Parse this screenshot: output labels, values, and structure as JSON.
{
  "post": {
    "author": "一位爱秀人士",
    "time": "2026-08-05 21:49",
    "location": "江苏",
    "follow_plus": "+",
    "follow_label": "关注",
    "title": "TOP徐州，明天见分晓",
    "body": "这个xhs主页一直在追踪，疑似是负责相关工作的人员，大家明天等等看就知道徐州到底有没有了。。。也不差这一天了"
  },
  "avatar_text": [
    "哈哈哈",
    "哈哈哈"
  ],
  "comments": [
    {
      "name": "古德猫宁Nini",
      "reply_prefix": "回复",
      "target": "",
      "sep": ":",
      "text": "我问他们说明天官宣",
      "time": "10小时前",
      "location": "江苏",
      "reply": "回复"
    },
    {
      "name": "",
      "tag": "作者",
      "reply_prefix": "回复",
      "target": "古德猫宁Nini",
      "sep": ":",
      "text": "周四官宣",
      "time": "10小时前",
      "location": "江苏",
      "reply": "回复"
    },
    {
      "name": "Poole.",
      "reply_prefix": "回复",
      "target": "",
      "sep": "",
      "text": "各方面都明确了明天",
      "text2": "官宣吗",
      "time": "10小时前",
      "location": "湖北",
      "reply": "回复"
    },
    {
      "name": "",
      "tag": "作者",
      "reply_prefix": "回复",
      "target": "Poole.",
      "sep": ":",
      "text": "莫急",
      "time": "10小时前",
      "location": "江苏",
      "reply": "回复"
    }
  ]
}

* * * * * * *

# WHAT IS EXPECTED
From the first line to the last, please quote the material above exactly.

# RESULT OF THE TASK
Parse this screenshot: output labels, values, and structure as JSON.
{
  "post": {
    "author": "一位爱秀人士",
    "time": "2026-08-05 21:49",
    "location": "江苏",
    "follow_plus": "+",
    "follow_label": "关注",
    "title": "TOP徐州，明天见分晓",
    "body": "这个xhs主页一直在追踪，疑似是负责相关工作的人员，大家明天等等看就知道徐州到底有没有了。。。也不差这一天了"
  },
  "avatar_text": [
    "哈哈哈",
    "哈哈哈"
  ],
  "comments": [
    {
      "name": "古德猫宁Nini",
      "reply_prefix": "回复",
      "target": "",
      "sep": ":",
      "text": "我问他们说明天官宣",
      "time": "10小时前",
      "location": "江苏",
      "reply": "回复"
    },
    {
      "name": "",
      "tag": "作者",
      "reply_prefix": "回复",
      "target": "古德猫宁Nini",
      "sep": ":",
      "text": "周四官宣",
      "time": "10小时前",
      "location": "江苏",
      "reply": "回复"
    },
    {
      "name": "Poole.",
      "reply_prefix": "回复",
      "target": "",
      "sep": "",
      "text": "各方面都明确了明天",
      "text2": "官宣吗",
      "time": "10小时前",
      "location": "湖北",
      "reply": "回复"
    },
    {
      "name": "",
      "tag": "作者",
      "reply_prefix": "回复",
      "target": "Poole.",
      "sep": ":",
      "text": "莫急",
      "time": "10小时前",
      "location": "江苏",
      "reply": "回复"
    }
  ]
}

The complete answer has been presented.